* **Source text**:
The controllers 520 and 530, and/or the server 180, may also be configured to provide group comfort settings. This discussion refers to the operation of the controller 520 for brevity, while recognizing the controller 530 and/or the server 180 may provide the described functionality. The controller 520 may determine one or more settings of the HVAC system 110 to balance the comfort of multiple occupants. For example, the controller 520 access user profiles, e.g. the profiles 221a and 221b to obtain preferred parameter settings for each occupant. For example a first occupant may prefer a temperature of 76° F. (˜24° C.), while a second occupant may prefer 72° F. (˜22° C.). The controller 520 may determine an average setting Toccupiedgroup, e.g. 74° F. (˜23° C.) to balance the preferences of the two occupants. Those skilled in the pertinent art will appreciate that this principle may be extended to other comfort parameters and any number of occupants.

Alternatively, a group profile, described earlier, may be established that includes parameters appropriate for a group of occupants. In some embodiments the group profile may simply include average comfort parameters expected to result in an overall balance of perceived comfort among the users. In some embodiments the group profile may include aspects of the described prioritization to over weight the preferences of some users over other users. In some embodiments the group profile may be configured to reflect a particular group characteristic. For example, a group profile may prioritize the preference of an occupant who is cold sensitive when the HVAC system 120 is cooling, but not prioritize that occupant's preferences when the HVAC system 120 is heating.

FIG. 6 illustrates an embodiment in which the controller 520 is replaced by a remote location sensor 610. The location sensor 610 may be a device specialized to interrogate the device 140 or 560 and transmit to the controller 530 data describing the position of the device 140 of 560, or transmit data from which a location may be determined. The remote location sensor 610 may communicate by wire or wirelessly, by any suitable protocol, e.g. any of the previously described communications protocols. The controller 530 may communicate with the server 180 via the router 170 to support calculations related to determining the position of the occupant.

* **Given instruction 1**: Copy the HVAC passage word for word between "Alternatively, a group" and "120 is heating.", inclusive.
* **Given instruction 2**: Turn the rows, from the first one through the line holding "multitasking-icon — [162, 666, 182, 686]", inclusive, into a numbered list with blank lines left out.
The HVAC passage and the rows after it are unrelated.

* **Entries shown**:
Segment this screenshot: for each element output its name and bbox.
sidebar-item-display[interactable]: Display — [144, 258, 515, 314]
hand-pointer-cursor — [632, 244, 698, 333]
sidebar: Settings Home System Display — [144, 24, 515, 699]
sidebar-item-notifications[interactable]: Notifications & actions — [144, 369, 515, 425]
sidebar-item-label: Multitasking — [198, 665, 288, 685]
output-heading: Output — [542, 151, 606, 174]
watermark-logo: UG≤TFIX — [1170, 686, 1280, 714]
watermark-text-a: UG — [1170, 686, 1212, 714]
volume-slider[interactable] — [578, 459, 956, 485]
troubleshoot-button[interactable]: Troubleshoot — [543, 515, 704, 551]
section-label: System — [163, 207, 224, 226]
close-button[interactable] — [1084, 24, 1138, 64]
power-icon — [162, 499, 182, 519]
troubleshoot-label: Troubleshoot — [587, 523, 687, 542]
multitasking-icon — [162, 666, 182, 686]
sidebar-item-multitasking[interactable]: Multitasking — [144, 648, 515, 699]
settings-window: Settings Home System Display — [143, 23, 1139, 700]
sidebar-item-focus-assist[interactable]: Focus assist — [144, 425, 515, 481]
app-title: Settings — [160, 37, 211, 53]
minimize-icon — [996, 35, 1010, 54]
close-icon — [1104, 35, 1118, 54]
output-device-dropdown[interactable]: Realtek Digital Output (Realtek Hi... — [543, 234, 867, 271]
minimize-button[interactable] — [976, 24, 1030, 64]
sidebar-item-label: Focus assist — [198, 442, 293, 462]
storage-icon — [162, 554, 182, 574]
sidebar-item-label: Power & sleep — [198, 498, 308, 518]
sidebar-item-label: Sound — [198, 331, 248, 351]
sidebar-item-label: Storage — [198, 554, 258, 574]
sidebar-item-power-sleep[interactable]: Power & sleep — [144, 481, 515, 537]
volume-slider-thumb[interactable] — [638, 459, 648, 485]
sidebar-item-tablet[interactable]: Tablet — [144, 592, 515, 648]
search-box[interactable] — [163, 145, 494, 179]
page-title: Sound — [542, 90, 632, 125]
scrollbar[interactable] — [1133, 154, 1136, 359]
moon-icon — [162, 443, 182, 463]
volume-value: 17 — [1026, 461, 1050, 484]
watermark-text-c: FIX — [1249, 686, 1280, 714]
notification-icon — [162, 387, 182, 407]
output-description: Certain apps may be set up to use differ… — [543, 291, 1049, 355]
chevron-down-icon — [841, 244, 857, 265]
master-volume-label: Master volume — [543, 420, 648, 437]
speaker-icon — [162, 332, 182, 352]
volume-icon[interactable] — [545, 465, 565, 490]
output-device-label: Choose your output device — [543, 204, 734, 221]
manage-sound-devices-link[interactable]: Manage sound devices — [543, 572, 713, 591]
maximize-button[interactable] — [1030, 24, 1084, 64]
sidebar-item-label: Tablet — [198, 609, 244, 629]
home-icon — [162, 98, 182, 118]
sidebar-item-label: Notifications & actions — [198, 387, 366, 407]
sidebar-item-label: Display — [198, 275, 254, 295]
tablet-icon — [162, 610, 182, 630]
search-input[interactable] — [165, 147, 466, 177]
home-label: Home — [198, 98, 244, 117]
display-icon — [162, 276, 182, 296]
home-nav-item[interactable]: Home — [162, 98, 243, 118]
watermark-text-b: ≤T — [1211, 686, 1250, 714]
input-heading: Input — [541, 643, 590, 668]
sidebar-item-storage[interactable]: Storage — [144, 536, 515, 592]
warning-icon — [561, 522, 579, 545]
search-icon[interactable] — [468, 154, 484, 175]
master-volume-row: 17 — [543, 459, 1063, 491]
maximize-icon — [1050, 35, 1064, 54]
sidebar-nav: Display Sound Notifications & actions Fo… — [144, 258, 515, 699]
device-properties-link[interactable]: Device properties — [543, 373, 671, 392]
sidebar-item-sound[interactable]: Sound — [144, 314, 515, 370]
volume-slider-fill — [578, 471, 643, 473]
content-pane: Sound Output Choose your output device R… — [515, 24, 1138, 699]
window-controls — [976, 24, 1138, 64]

* **Expected output 1**:
Alternatively, a group profile, described earlier, may be established that includes parameters appropriate for a group of occupants. In some embodiments the group profile may simply include average comfort parameters expected to result in an overall balance of perceived comfort among the users. In some embodiments the group profile may include aspects of the described prioritization to over weight the preferences of some users over other users. In some embodiments the group profile may be configured to reflect a particular group characteristic. For example, a group profile may prioritize the preference of an occupant who is cold sensitive when the HVAC system 120 is cooling, but not prioritize that occupant's preferences when the HVAC system 120 is heating.

* **Expected output 2**:
1. Segment this screenshot: for each element output its name and bbox.
2. sidebar-item-display[interactable]: Display — [144, 258, 515, 314]
3. hand-pointer-cursor — [632, 244, 698, 333]
4. sidebar: Settings Home System Display — [144, 24, 515, 699]
5. sidebar-item-notifications[interactable]: Notifications & actions — [144, 369, 515, 425]
6. sidebar-item-label: Multitasking — [198, 665, 288, 685]
7. output-heading: Output — [542, 151, 606, 174]
8. watermark-logo: UG≤TFIX — [1170, 686, 1280, 714]
9. watermark-text-a: UG — [1170, 686, 1212, 714]
10. volume-slider[interactable] — [578, 459, 956, 485]
11. troubleshoot-button[interactable]: Troubleshoot — [543, 515, 704, 551]
12. section-label: System — [163, 207, 224, 226]
13. close-button[interactable] — [1084, 24, 1138, 64]
14. power-icon — [162, 499, 182, 519]
15. troubleshoot-label: Troubleshoot — [587, 523, 687, 542]
16. multitasking-icon — [162, 666, 182, 686]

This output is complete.